§ **Task to carry out**
In how many lines of the data does the word "text" appear? Give the number by itself.

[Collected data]
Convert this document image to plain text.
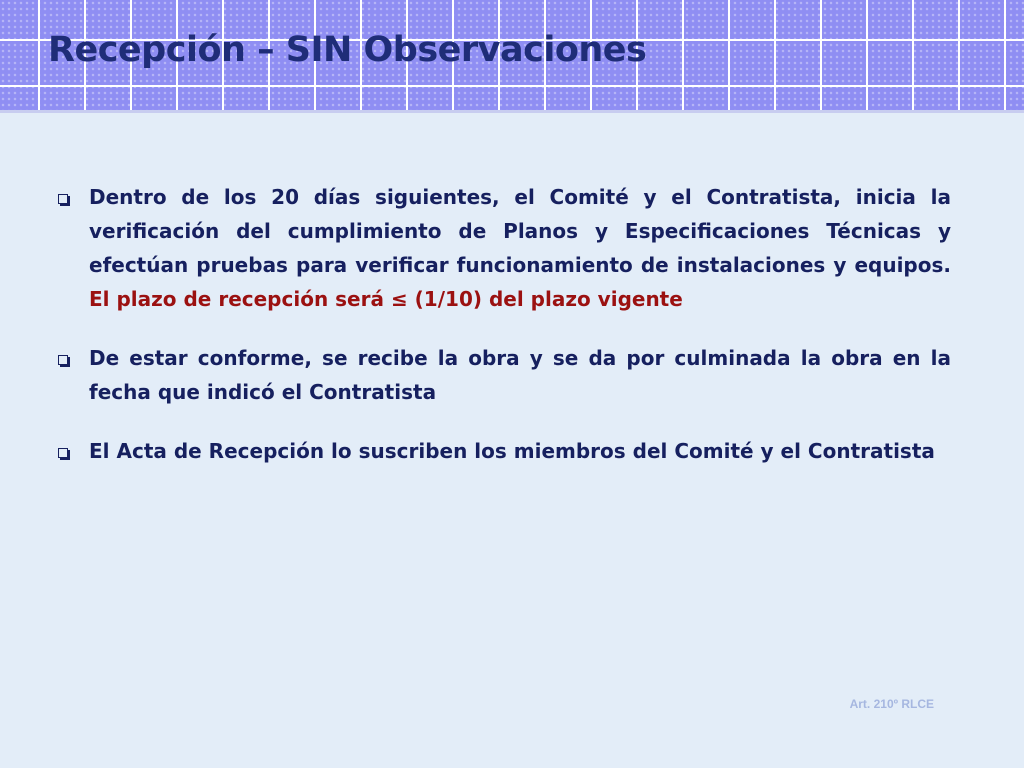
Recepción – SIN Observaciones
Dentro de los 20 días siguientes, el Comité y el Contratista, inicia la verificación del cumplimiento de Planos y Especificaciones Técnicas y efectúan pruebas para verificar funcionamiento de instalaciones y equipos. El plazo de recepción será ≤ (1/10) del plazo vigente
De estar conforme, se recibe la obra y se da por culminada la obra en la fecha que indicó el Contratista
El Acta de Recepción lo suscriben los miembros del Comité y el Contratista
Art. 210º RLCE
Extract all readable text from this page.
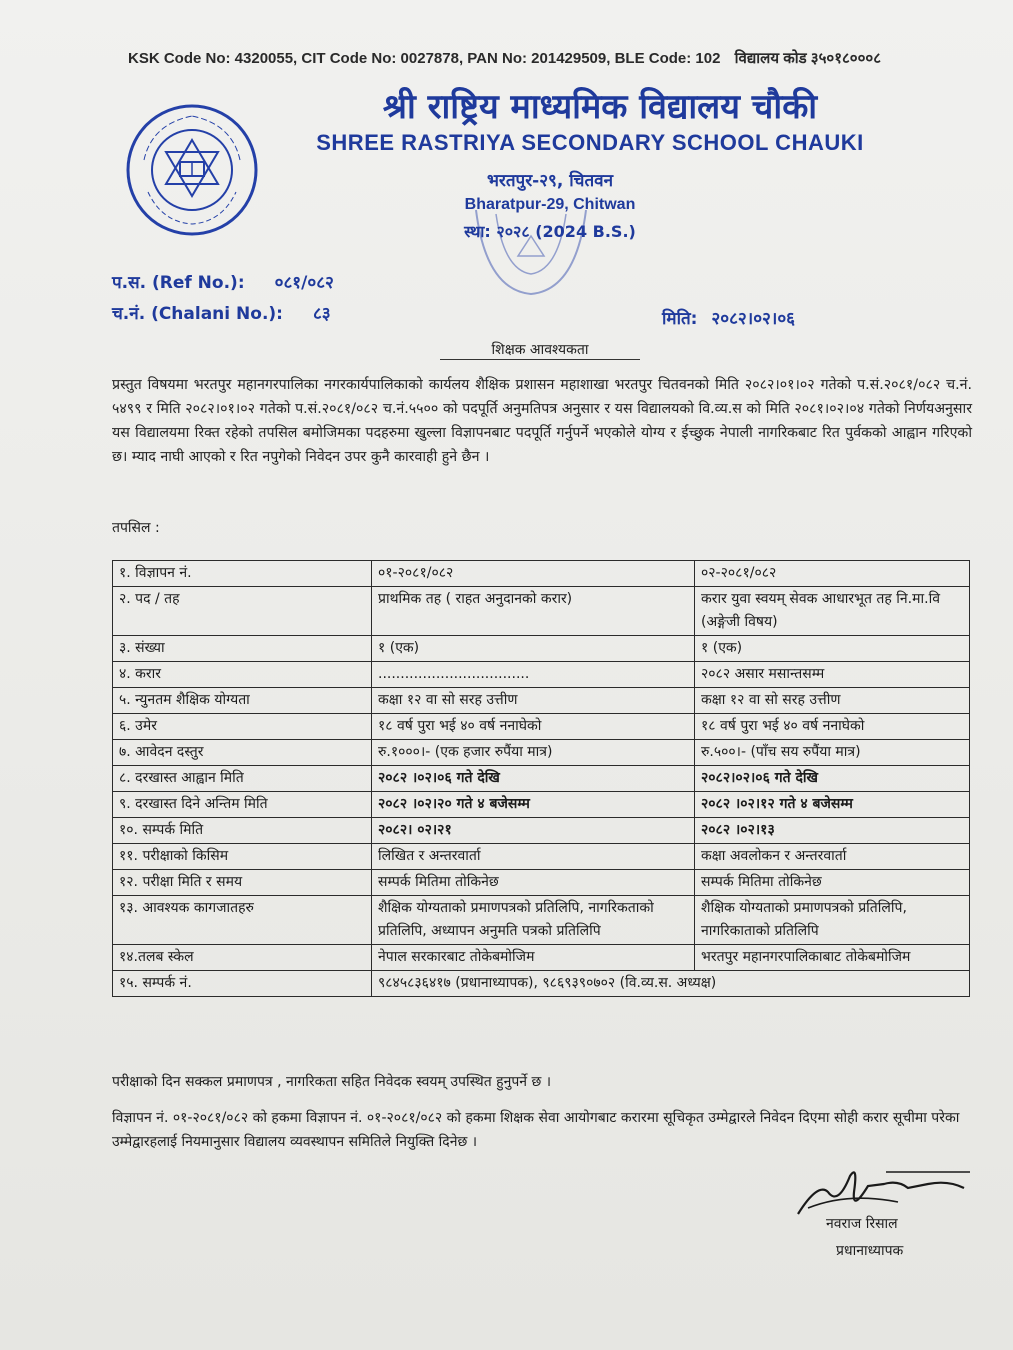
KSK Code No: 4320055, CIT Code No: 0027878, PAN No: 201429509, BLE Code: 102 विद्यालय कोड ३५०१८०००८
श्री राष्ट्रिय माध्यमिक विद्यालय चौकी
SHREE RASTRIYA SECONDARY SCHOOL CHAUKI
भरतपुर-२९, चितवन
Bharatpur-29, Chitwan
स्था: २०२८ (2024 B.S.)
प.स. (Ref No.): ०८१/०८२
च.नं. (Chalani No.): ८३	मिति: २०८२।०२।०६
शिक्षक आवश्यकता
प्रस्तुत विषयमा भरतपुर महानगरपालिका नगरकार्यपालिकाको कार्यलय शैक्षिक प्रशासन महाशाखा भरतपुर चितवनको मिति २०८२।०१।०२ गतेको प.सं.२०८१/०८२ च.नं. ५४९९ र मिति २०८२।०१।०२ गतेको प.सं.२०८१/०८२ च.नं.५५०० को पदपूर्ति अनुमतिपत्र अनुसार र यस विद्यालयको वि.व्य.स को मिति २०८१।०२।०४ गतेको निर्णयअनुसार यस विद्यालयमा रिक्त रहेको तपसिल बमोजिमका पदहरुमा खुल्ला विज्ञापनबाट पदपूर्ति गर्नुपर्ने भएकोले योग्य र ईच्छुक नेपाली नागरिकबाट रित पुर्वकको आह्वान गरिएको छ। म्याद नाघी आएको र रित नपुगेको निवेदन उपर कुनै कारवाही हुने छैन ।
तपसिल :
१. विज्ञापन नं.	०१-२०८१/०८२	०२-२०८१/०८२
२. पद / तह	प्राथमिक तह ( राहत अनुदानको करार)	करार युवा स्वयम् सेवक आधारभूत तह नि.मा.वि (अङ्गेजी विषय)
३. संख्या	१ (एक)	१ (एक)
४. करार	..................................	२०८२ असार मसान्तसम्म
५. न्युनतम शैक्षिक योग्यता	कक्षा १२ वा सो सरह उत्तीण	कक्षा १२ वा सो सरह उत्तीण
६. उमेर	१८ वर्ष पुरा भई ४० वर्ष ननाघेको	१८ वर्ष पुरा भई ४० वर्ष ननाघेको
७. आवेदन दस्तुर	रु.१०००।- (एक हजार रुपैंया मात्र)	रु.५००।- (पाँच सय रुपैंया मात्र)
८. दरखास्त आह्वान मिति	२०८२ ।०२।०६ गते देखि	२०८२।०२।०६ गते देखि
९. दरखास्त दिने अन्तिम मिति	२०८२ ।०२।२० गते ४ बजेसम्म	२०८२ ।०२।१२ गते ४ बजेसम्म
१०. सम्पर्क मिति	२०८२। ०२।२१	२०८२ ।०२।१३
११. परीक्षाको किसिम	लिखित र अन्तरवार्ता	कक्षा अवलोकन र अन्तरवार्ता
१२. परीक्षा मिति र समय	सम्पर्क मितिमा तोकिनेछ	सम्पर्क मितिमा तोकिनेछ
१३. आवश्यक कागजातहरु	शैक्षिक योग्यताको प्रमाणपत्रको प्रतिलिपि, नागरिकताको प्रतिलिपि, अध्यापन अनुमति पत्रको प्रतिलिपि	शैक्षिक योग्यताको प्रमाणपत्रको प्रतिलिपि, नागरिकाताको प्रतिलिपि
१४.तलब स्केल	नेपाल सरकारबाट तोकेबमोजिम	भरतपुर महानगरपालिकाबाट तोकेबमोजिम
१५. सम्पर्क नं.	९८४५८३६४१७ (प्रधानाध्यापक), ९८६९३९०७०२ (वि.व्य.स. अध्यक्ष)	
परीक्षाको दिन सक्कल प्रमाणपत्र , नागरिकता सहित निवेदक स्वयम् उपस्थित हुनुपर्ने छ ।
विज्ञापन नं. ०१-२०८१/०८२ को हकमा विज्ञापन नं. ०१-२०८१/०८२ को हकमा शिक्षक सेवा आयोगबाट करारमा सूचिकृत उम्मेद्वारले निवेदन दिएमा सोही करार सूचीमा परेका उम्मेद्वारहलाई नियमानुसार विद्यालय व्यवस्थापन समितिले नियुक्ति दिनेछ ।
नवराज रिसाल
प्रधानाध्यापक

§ **Written response**
2